** How to complete this task **
The data is to be retyped in full, exactly.

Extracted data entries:
%%

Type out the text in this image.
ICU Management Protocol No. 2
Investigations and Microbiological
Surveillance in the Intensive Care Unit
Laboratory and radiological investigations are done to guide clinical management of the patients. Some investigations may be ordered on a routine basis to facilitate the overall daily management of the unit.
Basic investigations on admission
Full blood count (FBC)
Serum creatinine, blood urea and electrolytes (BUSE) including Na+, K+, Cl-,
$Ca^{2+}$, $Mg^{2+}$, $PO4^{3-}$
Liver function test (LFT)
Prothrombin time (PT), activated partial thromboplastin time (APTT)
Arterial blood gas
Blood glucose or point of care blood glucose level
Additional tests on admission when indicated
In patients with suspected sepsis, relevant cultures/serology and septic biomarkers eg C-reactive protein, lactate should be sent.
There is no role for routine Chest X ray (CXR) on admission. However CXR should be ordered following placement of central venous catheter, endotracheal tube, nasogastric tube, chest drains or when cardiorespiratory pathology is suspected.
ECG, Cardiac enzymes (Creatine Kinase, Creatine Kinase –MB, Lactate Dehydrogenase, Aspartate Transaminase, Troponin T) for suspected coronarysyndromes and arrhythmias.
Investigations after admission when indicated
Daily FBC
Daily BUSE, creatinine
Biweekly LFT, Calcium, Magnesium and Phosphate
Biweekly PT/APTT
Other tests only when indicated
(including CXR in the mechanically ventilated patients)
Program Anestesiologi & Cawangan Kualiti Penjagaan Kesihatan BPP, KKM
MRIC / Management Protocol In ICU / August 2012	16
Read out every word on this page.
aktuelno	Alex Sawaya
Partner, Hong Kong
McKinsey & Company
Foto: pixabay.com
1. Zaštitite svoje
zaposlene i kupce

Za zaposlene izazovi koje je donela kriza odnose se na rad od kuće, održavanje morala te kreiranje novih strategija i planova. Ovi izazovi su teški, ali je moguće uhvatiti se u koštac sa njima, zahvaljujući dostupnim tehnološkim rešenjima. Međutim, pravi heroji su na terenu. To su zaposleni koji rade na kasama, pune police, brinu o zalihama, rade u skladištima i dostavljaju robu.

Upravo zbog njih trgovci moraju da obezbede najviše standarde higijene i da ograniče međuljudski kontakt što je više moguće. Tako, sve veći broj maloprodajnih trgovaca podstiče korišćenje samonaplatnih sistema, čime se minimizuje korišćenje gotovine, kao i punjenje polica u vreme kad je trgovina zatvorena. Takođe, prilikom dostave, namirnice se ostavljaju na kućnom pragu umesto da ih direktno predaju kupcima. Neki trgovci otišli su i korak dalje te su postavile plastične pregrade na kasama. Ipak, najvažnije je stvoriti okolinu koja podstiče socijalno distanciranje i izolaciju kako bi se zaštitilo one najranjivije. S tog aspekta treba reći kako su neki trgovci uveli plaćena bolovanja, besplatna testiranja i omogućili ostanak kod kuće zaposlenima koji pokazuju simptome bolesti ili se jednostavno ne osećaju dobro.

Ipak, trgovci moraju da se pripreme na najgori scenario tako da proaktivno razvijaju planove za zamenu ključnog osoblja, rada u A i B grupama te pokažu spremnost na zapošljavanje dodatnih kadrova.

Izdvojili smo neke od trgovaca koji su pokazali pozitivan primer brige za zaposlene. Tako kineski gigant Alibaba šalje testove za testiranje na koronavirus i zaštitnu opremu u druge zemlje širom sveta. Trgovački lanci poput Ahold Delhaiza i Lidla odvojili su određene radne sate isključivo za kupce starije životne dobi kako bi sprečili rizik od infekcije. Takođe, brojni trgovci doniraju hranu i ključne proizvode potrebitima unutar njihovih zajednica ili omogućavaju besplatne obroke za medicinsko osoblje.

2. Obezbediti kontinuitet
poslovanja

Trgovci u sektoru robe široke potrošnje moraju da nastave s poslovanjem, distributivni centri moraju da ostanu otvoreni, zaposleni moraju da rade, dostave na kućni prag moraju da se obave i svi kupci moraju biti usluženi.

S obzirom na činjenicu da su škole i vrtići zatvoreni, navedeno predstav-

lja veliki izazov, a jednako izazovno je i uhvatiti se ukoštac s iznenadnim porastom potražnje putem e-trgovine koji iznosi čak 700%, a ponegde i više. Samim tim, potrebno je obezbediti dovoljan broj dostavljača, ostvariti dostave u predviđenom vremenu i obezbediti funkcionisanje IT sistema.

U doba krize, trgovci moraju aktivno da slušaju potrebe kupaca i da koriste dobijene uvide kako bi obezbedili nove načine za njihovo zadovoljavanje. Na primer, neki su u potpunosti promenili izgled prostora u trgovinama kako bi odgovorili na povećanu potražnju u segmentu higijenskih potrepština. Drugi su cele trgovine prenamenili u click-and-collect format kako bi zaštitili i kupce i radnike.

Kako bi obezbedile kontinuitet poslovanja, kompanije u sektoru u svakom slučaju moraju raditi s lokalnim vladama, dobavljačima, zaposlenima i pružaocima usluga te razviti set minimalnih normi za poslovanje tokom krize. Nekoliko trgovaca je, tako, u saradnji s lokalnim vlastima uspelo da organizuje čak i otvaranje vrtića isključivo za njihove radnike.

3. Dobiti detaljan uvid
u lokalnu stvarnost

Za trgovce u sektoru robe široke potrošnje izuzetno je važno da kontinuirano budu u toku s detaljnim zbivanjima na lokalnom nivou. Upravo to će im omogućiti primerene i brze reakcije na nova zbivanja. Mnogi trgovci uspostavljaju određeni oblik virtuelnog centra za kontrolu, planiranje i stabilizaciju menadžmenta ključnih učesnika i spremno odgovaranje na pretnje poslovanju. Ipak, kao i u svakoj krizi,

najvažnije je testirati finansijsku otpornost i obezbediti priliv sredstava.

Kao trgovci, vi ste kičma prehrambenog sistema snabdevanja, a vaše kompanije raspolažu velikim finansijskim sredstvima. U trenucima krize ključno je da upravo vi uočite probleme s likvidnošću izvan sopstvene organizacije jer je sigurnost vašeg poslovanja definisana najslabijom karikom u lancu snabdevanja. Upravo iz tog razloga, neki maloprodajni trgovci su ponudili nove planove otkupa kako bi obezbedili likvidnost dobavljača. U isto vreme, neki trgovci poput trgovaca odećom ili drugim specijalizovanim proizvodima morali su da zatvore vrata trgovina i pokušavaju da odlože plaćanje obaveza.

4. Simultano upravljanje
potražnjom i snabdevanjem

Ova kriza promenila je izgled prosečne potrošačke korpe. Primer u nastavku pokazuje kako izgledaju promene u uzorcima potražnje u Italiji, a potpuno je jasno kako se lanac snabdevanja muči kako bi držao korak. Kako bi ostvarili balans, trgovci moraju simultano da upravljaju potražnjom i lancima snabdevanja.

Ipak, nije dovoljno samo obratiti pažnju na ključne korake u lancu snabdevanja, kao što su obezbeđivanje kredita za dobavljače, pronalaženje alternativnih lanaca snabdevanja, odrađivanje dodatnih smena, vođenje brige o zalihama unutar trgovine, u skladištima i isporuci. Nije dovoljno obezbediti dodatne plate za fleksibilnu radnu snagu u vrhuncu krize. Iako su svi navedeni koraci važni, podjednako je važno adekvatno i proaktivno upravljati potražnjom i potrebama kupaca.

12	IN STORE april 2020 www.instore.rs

%%

** Output below **
Type out the text in this image.
ICU Management Protocol No. 2
Investigations and Microbiological
Surveillance in the Intensive Care Unit
Laboratory and radiological investigations are done to guide clinical management of the patients. Some investigations may be ordered on a routine basis to facilitate the overall daily management of the unit.
Basic investigations on admission
Full blood count (FBC)
Serum creatinine, blood urea and electrolytes (BUSE) including Na+, K+, Cl-,
$Ca^{2+}$, $Mg^{2+}$, $PO4^{3-}$
Liver function test (LFT)
Prothrombin time (PT), activated partial thromboplastin time (APTT)
Arterial blood gas
Blood glucose or point of care blood glucose level
Additional tests on admission when indicated
In patients with suspected sepsis, relevant cultures/serology and septic biomarkers eg C-reactive protein, lactate should be sent.
There is no role for routine Chest X ray (CXR) on admission. However CXR should be ordered following placement of central venous catheter, endotracheal tube, nasogastric tube, chest drains or when cardiorespiratory pathology is suspected.
ECG, Cardiac enzymes (Creatine Kinase, Creatine Kinase –MB, Lactate Dehydrogenase, Aspartate Transaminase, Troponin T) for suspected coronarysyndromes and arrhythmias.
Investigations after admission when indicated
Daily FBC
Daily BUSE, creatinine
Biweekly LFT, Calcium, Magnesium and Phosphate
Biweekly PT/APTT
Other tests only when indicated
(including CXR in the mechanically ventilated patients)
Program Anestesiologi & Cawangan Kualiti Penjagaan Kesihatan BPP, KKM
MRIC / Management Protocol In ICU / August 2012	16
Read out every word on this page.
aktuelno	Alex Sawaya
Partner, Hong Kong
McKinsey & Company
Foto: pixabay.com
1. Zaštitite svoje
zaposlene i kupce

Za zaposlene izazovi koje je donela kriza odnose se na rad od kuće, održavanje morala te kreiranje novih strategija i planova. Ovi izazovi su teški, ali je moguće uhvatiti se u koštac sa njima, zahvaljujući dostupnim tehnološkim rešenjima. Međutim, pravi heroji su na terenu. To su zaposleni koji rade na kasama, pune police, brinu o zalihama, rade u skladištima i dostavljaju robu.

Upravo zbog njih trgovci moraju da obezbede najviše standarde higijene i da ograniče međuljudski kontakt što je više moguće. Tako, sve veći broj maloprodajnih trgovaca podstiče korišćenje samonaplatnih sistema, čime se minimizuje korišćenje gotovine, kao i punjenje polica u vreme kad je trgovina zatvorena. Takođe, prilikom dostave, namirnice se ostavljaju na kućnom pragu umesto da ih direktno predaju kupcima. Neki trgovci otišli su i korak dalje te su postavile plastične pregrade na kasama. Ipak, najvažnije je stvoriti okolinu koja podstiče socijalno distanciranje i izolaciju kako bi se zaštitilo one najranjivije. S tog aspekta treba reći kako su neki trgovci uveli plaćena bolovanja, besplatna testiranja i omogućili ostanak kod kuće zaposlenima koji pokazuju simptome bolesti ili se jednostavno ne osećaju dobro.

Ipak, trgovci moraju da se pripreme na najgori scenario tako da proaktivno razvijaju planove za zamenu ključnog osoblja, rada u A i B grupama te pokažu spremnost na zapošljavanje dodatnih kadrova.

Izdvojili smo neke od trgovaca koji su pokazali pozitivan primer brige za zaposlene. Tako kineski gigant Alibaba šalje testove za testiranje na koronavirus i zaštitnu opremu u druge zemlje širom sveta. Trgovački lanci poput Ahold Delhaiza i Lidla odvojili su određene radne sate isključivo za kupce starije životne dobi kako bi sprečili rizik od infekcije. Takođe, brojni trgovci doniraju hranu i ključne proizvode potrebitima unutar njihovih zajednica ili omogućavaju besplatne obroke za medicinsko osoblje.

2. Obezbediti kontinuitet
poslovanja

Trgovci u sektoru robe široke potrošnje moraju da nastave s poslovanjem, distributivni centri moraju da ostanu otvoreni, zaposleni moraju da rade, dostave na kućni prag moraju da se obave i svi kupci moraju biti usluženi.

S obzirom na činjenicu da su škole i vrtići zatvoreni, navedeno predstav-

lja veliki izazov, a jednako izazovno je i uhvatiti se ukoštac s iznenadnim porastom potražnje putem e-trgovine koji iznosi čak 700%, a ponegde i više. Samim tim, potrebno je obezbediti dovoljan broj dostavljača, ostvariti dostave u predviđenom vremenu i obezbediti funkcionisanje IT sistema.

U doba krize, trgovci moraju aktivno da slušaju potrebe kupaca i da koriste dobijene uvide kako bi obezbedili nove načine za njihovo zadovoljavanje. Na primer, neki su u potpunosti promenili izgled prostora u trgovinama kako bi odgovorili na povećanu potražnju u segmentu higijenskih potrepština. Drugi su cele trgovine prenamenili u click-and-collect format kako bi zaštitili i kupce i radnike.

Kako bi obezbedile kontinuitet poslovanja, kompanije u sektoru u svakom slučaju moraju raditi s lokalnim vladama, dobavljačima, zaposlenima i pružaocima usluga te razviti set minimalnih normi za poslovanje tokom krize. Nekoliko trgovaca je, tako, u saradnji s lokalnim vlastima uspelo da organizuje čak i otvaranje vrtića isključivo za njihove radnike.

3. Dobiti detaljan uvid
u lokalnu stvarnost

Za trgovce u sektoru robe široke potrošnje izuzetno je važno da kontinuirano budu u toku s detaljnim zbivanjima na lokalnom nivou. Upravo to će im omogućiti primerene i brze reakcije na nova zbivanja. Mnogi trgovci uspostavljaju određeni oblik virtuelnog centra za kontrolu, planiranje i stabilizaciju menadžmenta ključnih učesnika i spremno odgovaranje na pretnje poslovanju. Ipak, kao i u svakoj krizi,

najvažnije je testirati finansijsku otpornost i obezbediti priliv sredstava.

Kao trgovci, vi ste kičma prehrambenog sistema snabdevanja, a vaše kompanije raspolažu velikim finansijskim sredstvima. U trenucima krize ključno je da upravo vi uočite probleme s likvidnošću izvan sopstvene organizacije jer je sigurnost vašeg poslovanja definisana najslabijom karikom u lancu snabdevanja. Upravo iz tog razloga, neki maloprodajni trgovci su ponudili nove planove otkupa kako bi obezbedili likvidnost dobavljača. U isto vreme, neki trgovci poput trgovaca odećom ili drugim specijalizovanim proizvodima morali su da zatvore vrata trgovina i pokušavaju da odlože plaćanje obaveza.

4. Simultano upravljanje
potražnjom i snabdevanjem

Ova kriza promenila je izgled prosečne potrošačke korpe. Primer u nastavku pokazuje kako izgledaju promene u uzorcima potražnje u Italiji, a potpuno je jasno kako se lanac snabdevanja muči kako bi držao korak. Kako bi ostvarili balans, trgovci moraju simultano da upravljaju potražnjom i lancima snabdevanja.

Ipak, nije dovoljno samo obratiti pažnju na ključne korake u lancu snabdevanja, kao što su obezbeđivanje kredita za dobavljače, pronalaženje alternativnih lanaca snabdevanja, odrađivanje dodatnih smena, vođenje brige o zalihama unutar trgovine, u skladištima i isporuci. Nije dovoljno obezbediti dodatne plate za fleksibilnu radnu snagu u vrhuncu krize. Iako su svi navedeni koraci važni, podjednako je važno adekvatno i proaktivno upravljati potražnjom i potrebama kupaca.

12	IN STORE april 2020 www.instore.rs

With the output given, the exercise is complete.